= Work required =
Pick out the lines below that contain the string "MEASUREMENTS" and copy them all.

(Stored records)

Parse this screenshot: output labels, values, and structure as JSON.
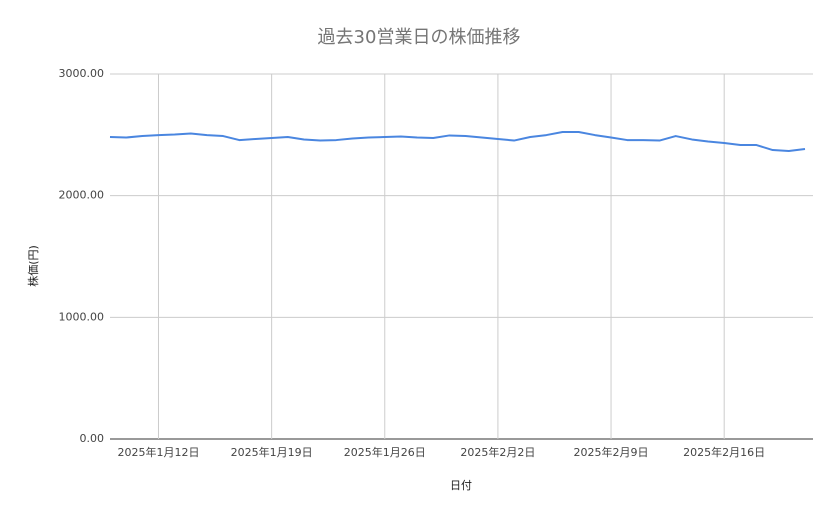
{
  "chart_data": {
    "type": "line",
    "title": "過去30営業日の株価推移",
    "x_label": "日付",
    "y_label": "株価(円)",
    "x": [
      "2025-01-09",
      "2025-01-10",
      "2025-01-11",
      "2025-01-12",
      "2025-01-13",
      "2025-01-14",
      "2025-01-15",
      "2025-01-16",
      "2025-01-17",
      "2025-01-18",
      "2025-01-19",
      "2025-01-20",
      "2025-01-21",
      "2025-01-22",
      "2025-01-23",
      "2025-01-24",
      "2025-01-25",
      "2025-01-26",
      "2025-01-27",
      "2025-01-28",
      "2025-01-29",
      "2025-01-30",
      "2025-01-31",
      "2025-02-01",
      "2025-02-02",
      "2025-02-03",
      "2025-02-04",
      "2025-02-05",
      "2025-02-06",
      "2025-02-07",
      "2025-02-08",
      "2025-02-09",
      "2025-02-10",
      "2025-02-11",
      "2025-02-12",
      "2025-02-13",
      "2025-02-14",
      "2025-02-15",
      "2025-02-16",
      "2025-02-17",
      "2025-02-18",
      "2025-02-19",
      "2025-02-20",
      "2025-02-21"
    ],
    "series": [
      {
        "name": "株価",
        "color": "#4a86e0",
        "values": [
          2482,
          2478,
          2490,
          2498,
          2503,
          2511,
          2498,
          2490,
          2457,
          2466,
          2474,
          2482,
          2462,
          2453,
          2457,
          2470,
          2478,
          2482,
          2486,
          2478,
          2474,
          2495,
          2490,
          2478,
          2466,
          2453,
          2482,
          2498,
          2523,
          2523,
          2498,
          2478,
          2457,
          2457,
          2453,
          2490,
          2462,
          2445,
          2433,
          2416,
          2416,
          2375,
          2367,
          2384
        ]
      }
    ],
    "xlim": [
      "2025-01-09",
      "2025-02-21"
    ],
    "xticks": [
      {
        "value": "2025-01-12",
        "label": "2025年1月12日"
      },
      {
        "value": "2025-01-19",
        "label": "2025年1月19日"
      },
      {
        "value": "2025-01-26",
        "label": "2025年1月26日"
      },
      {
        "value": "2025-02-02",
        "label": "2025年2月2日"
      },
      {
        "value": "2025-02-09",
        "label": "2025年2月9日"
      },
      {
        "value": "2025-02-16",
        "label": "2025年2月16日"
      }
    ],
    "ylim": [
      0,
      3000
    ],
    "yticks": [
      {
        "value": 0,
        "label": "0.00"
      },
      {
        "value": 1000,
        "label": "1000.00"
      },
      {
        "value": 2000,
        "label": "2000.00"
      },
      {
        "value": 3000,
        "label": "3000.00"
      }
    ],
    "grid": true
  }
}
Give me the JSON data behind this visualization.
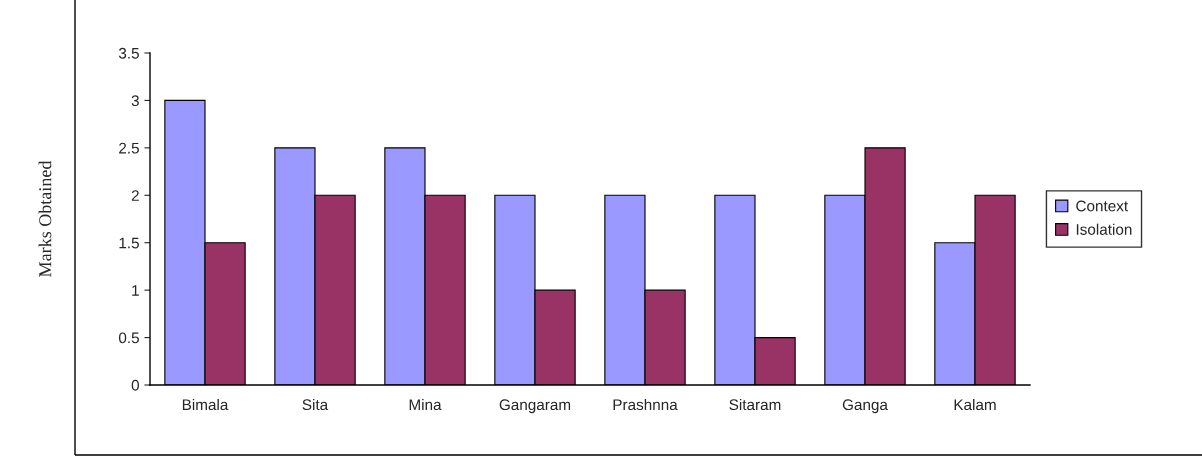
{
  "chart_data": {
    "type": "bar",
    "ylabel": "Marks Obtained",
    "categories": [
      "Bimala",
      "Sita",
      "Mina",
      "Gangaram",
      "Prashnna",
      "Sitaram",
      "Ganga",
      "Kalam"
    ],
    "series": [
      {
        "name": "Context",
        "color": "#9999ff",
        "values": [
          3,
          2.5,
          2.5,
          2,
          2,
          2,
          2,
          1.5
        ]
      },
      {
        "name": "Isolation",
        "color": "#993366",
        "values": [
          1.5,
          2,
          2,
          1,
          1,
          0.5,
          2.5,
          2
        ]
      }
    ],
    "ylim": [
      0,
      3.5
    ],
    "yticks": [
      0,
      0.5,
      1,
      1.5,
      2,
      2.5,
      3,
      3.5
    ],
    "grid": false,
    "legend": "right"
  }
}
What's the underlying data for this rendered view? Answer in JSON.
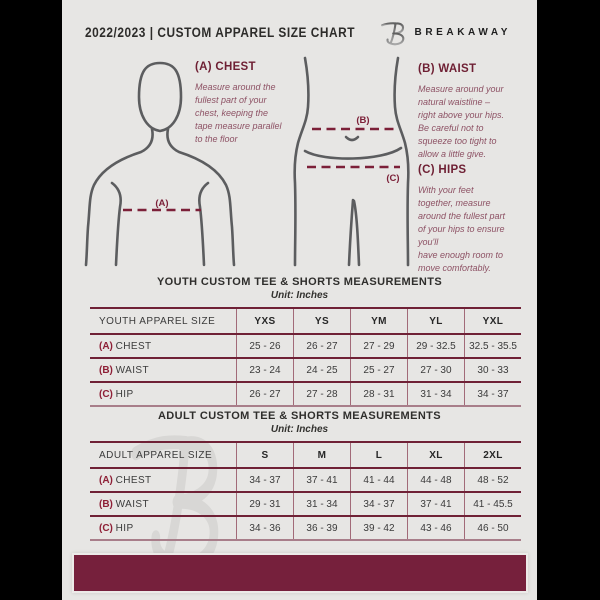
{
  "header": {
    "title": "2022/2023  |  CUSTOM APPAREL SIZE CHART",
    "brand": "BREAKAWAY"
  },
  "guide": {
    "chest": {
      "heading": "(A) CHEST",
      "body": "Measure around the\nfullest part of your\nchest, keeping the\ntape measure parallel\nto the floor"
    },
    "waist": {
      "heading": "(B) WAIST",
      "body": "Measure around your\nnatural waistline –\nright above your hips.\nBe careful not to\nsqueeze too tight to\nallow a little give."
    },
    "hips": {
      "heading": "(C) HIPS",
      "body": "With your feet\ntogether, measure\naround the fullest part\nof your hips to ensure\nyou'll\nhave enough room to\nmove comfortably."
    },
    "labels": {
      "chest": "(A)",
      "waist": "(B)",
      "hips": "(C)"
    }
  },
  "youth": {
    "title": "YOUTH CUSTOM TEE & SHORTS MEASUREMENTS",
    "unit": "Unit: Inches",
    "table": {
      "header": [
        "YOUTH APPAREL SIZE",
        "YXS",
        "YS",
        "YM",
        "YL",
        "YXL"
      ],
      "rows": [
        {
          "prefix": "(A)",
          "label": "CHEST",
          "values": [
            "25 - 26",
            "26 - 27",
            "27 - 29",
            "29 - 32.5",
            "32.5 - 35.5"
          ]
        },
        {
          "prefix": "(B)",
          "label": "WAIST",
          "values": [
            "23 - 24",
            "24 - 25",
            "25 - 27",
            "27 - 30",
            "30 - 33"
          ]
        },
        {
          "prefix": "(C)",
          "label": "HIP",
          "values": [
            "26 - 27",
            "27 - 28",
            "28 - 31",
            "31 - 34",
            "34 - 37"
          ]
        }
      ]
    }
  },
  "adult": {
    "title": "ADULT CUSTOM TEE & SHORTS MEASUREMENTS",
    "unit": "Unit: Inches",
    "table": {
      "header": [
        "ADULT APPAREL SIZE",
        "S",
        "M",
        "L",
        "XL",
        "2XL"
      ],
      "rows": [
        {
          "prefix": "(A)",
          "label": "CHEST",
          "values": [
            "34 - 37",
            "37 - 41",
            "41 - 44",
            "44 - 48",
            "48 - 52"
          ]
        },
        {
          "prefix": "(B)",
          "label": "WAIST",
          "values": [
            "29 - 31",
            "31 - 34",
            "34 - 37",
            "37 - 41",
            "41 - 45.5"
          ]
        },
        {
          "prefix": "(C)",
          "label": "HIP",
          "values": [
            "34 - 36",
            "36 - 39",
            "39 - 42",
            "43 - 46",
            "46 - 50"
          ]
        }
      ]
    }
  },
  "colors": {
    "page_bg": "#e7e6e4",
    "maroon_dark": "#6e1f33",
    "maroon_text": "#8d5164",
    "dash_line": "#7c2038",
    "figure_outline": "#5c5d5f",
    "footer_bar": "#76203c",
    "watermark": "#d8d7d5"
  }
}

= Reply to the task =
    "title": "YOUTH CUSTOM TEE & SHORTS MEASUREMENTS",
    "title": "ADULT CUSTOM TEE & SHORTS MEASUREMENTS",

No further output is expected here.